→ **WORK TO COMPLETE**
The records that follow are to be repeated without alteration.

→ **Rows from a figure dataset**
+-------+
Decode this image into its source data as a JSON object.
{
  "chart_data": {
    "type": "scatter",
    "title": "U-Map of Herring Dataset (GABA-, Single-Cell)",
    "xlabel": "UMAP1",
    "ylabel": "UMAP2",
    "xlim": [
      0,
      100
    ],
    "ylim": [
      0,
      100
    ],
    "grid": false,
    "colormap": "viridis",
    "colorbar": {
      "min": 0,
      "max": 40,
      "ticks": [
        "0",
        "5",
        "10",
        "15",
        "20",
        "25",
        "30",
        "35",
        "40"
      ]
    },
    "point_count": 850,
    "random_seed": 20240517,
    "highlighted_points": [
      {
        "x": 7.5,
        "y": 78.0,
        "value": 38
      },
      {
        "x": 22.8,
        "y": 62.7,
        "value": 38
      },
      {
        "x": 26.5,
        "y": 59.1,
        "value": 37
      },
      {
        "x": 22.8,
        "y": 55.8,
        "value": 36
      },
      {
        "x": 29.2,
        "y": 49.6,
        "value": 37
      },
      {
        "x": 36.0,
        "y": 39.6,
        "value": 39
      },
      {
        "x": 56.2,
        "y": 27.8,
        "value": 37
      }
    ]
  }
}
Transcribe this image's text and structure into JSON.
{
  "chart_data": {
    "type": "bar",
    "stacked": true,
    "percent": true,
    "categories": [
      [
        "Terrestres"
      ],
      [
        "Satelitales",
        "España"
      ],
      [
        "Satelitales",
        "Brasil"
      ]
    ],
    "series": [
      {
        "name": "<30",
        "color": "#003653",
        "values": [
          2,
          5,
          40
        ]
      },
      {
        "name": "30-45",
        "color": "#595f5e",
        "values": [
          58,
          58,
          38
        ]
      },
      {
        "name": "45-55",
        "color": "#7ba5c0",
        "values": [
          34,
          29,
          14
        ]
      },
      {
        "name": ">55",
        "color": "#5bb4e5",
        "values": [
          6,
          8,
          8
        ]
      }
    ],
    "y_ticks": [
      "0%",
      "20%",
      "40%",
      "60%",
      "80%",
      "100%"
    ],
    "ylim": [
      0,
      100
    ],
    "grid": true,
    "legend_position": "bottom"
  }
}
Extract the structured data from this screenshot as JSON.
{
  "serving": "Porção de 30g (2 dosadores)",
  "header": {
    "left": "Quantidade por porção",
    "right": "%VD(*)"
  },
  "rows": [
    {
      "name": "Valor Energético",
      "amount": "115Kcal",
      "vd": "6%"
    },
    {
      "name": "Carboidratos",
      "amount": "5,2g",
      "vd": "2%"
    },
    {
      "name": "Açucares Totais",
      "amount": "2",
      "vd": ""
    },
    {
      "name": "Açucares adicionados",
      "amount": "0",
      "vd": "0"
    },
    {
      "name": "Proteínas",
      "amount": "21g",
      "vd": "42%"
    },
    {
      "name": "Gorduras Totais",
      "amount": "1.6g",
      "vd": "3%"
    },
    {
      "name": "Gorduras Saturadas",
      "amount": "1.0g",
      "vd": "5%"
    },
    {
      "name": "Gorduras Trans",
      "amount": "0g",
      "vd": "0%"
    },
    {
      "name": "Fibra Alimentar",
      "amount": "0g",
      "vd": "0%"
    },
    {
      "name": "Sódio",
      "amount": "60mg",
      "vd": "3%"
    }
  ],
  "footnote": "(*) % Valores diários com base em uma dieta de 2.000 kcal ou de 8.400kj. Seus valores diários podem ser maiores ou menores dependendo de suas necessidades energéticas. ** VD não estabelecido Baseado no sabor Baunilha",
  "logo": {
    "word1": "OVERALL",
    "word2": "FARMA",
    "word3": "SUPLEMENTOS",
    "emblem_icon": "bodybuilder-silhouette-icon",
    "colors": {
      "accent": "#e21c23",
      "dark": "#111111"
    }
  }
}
+-------+
→ **EXERCISE SOLUTION**
Decode this image into its source data as a JSON object.
{
  "chart_data": {
    "type": "scatter",
    "title": "U-Map of Herring Dataset (GABA-, Single-Cell)",
    "xlabel": "UMAP1",
    "ylabel": "UMAP2",
    "xlim": [
      0,
      100
    ],
    "ylim": [
      0,
      100
    ],
    "grid": false,
    "colormap": "viridis",
    "colorbar": {
      "min": 0,
      "max": 40,
      "ticks": [
        "0",
        "5",
        "10",
        "15",
        "20",
        "25",
        "30",
        "35",
        "40"
      ]
    },
    "point_count": 850,
    "random_seed": 20240517,
    "highlighted_points": [
      {
        "x": 7.5,
        "y": 78.0,
        "value": 38
      },
      {
        "x": 22.8,
        "y": 62.7,
        "value": 38
      },
      {
        "x": 26.5,
        "y": 59.1,
        "value": 37
      },
      {
        "x": 22.8,
        "y": 55.8,
        "value": 36
      },
      {
        "x": 29.2,
        "y": 49.6,
        "value": 37
      },
      {
        "x": 36.0,
        "y": 39.6,
        "value": 39
      },
      {
        "x": 56.2,
        "y": 27.8,
        "value": 37
      }
    ]
  }
}
Transcribe this image's text and structure into JSON.
{
  "chart_data": {
    "type": "bar",
    "stacked": true,
    "percent": true,
    "categories": [
      [
        "Terrestres"
      ],
      [
        "Satelitales",
        "España"
      ],
      [
        "Satelitales",
        "Brasil"
      ]
    ],
    "series": [
      {
        "name": "<30",
        "color": "#003653",
        "values": [
          2,
          5,
          40
        ]
      },
      {
        "name": "30-45",
        "color": "#595f5e",
        "values": [
          58,
          58,
          38
        ]
      },
      {
        "name": "45-55",
        "color": "#7ba5c0",
        "values": [
          34,
          29,
          14
        ]
      },
      {
        "name": ">55",
        "color": "#5bb4e5",
        "values": [
          6,
          8,
          8
        ]
      }
    ],
    "y_ticks": [
      "0%",
      "20%",
      "40%",
      "60%",
      "80%",
      "100%"
    ],
    "ylim": [
      0,
      100
    ],
    "grid": true,
    "legend_position": "bottom"
  }
}
Extract the structured data from this screenshot as JSON.
{
  "serving": "Porção de 30g (2 dosadores)",
  "header": {
    "left": "Quantidade por porção",
    "right": "%VD(*)"
  },
  "rows": [
    {
      "name": "Valor Energético",
      "amount": "115Kcal",
      "vd": "6%"
    },
    {
      "name": "Carboidratos",
      "amount": "5,2g",
      "vd": "2%"
    },
    {
      "name": "Açucares Totais",
      "amount": "2",
      "vd": ""
    },
    {
      "name": "Açucares adicionados",
      "amount": "0",
      "vd": "0"
    },
    {
      "name": "Proteínas",
      "amount": "21g",
      "vd": "42%"
    },
    {
      "name": "Gorduras Totais",
      "amount": "1.6g",
      "vd": "3%"
    },
    {
      "name": "Gorduras Saturadas",
      "amount": "1.0g",
      "vd": "5%"
    },
    {
      "name": "Gorduras Trans",
      "amount": "0g",
      "vd": "0%"
    },
    {
      "name": "Fibra Alimentar",
      "amount": "0g",
      "vd": "0%"
    },
    {
      "name": "Sódio",
      "amount": "60mg",
      "vd": "3%"
    }
  ],
  "footnote": "(*) % Valores diários com base em uma dieta de 2.000 kcal ou de 8.400kj. Seus valores diários podem ser maiores ou menores dependendo de suas necessidades energéticas. ** VD não estabelecido Baseado no sabor Baunilha",
  "logo": {
    "word1": "OVERALL",
    "word2": "FARMA",
    "word3": "SUPLEMENTOS",
    "emblem_icon": "bodybuilder-silhouette-icon",
    "colors": {
      "accent": "#e21c23",
      "dark": "#111111"
    }
  }
}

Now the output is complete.